Extracted data entries:
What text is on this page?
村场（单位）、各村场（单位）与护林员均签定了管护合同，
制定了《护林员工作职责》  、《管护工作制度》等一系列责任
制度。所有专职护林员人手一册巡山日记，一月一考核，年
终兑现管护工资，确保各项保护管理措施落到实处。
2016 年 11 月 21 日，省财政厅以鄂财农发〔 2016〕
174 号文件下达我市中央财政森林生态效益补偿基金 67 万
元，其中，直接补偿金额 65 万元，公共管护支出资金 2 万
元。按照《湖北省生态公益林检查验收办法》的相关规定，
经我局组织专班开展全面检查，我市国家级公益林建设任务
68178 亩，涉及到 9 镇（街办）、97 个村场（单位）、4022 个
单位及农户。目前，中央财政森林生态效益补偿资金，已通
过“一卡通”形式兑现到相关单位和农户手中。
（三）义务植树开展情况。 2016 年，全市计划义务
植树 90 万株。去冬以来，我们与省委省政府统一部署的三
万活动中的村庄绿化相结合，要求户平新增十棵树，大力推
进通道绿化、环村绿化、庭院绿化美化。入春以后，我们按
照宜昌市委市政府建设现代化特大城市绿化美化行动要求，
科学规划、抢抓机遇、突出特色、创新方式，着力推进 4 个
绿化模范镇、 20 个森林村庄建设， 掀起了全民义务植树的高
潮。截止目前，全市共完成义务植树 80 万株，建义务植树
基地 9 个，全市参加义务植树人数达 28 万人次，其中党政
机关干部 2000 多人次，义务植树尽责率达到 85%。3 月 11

= Requirement =
Return all of the data exactly as it reads.

= Full answer =
What text is on this page?
村场（单位）、各村场（单位）与护林员均签定了管护合同，
制定了《护林员工作职责》  、《管护工作制度》等一系列责任
制度。所有专职护林员人手一册巡山日记，一月一考核，年
终兑现管护工资，确保各项保护管理措施落到实处。
2016 年 11 月 21 日，省财政厅以鄂财农发〔 2016〕
174 号文件下达我市中央财政森林生态效益补偿基金 67 万
元，其中，直接补偿金额 65 万元，公共管护支出资金 2 万
元。按照《湖北省生态公益林检查验收办法》的相关规定，
经我局组织专班开展全面检查，我市国家级公益林建设任务
68178 亩，涉及到 9 镇（街办）、97 个村场（单位）、4022 个
单位及农户。目前，中央财政森林生态效益补偿资金，已通
过“一卡通”形式兑现到相关单位和农户手中。
（三）义务植树开展情况。 2016 年，全市计划义务
植树 90 万株。去冬以来，我们与省委省政府统一部署的三
万活动中的村庄绿化相结合，要求户平新增十棵树，大力推
进通道绿化、环村绿化、庭院绿化美化。入春以后，我们按
照宜昌市委市政府建设现代化特大城市绿化美化行动要求，
科学规划、抢抓机遇、突出特色、创新方式，着力推进 4 个
绿化模范镇、 20 个森林村庄建设， 掀起了全民义务植树的高
潮。截止目前，全市共完成义务植树 80 万株，建义务植树
基地 9 个，全市参加义务植树人数达 28 万人次，其中党政
机关干部 2000 多人次，义务植树尽责率达到 85%。3 月 11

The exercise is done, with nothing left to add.